╭─ Raw data
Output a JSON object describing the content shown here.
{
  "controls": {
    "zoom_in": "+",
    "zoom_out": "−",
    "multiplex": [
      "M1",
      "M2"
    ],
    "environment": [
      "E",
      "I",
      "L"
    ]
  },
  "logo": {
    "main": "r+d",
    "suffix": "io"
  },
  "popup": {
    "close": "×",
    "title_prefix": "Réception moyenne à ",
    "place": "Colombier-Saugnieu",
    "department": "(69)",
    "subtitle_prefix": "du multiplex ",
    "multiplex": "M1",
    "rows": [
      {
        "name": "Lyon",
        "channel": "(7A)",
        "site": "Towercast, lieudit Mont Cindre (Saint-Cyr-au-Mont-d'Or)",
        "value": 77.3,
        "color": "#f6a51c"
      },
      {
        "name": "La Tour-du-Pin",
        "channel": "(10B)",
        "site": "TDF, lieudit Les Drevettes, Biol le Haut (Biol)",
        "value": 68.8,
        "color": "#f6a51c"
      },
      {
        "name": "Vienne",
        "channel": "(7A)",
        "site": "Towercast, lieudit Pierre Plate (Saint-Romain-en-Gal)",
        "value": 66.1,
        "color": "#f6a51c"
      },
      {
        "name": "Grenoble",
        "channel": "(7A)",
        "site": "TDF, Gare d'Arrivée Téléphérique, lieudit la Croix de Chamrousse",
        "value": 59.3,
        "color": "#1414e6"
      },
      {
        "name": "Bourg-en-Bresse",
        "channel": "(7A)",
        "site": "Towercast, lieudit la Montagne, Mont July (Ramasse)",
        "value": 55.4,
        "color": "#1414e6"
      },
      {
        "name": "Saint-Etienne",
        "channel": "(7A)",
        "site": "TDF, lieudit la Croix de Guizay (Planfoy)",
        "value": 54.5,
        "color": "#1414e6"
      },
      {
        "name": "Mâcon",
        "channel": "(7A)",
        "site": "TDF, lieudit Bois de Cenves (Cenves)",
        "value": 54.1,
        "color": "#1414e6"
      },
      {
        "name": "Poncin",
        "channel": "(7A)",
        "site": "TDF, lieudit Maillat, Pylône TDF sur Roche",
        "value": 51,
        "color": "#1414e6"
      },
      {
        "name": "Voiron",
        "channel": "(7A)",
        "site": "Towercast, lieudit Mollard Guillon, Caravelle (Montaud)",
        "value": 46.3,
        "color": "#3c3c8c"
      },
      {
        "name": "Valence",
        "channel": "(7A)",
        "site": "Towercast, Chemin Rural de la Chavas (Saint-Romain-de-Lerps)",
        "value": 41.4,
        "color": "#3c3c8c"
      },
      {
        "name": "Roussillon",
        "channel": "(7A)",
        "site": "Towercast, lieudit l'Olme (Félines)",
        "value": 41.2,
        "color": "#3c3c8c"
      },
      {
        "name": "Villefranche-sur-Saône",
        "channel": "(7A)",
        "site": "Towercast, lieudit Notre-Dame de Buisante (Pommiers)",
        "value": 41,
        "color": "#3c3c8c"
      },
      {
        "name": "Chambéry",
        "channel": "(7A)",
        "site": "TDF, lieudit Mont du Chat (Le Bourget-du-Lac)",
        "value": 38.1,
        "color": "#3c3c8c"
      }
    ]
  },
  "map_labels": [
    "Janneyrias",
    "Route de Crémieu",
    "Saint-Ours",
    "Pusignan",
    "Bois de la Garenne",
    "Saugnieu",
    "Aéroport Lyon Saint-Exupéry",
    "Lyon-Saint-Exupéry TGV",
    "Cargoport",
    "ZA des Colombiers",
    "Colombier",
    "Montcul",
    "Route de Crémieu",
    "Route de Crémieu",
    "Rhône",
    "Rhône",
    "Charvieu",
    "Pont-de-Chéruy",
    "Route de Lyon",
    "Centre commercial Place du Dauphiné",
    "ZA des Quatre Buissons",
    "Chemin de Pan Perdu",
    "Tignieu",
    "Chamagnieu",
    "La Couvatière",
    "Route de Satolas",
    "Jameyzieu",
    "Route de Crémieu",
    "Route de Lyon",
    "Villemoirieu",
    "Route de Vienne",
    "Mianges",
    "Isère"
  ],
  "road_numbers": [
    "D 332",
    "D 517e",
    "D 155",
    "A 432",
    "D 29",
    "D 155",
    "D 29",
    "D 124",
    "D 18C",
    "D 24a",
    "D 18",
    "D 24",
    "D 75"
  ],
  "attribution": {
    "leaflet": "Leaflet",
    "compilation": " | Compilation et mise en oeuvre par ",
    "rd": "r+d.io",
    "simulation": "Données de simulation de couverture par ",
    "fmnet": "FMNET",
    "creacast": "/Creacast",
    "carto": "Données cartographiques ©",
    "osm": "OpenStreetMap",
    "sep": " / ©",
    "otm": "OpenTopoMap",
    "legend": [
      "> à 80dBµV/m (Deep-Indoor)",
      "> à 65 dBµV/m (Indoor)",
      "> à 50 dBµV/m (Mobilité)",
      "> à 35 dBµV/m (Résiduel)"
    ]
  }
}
╰─
> _Work to do_:
How many lines in the records above contain the word "Saint"? Reply with the number alone.

> _Result_:
7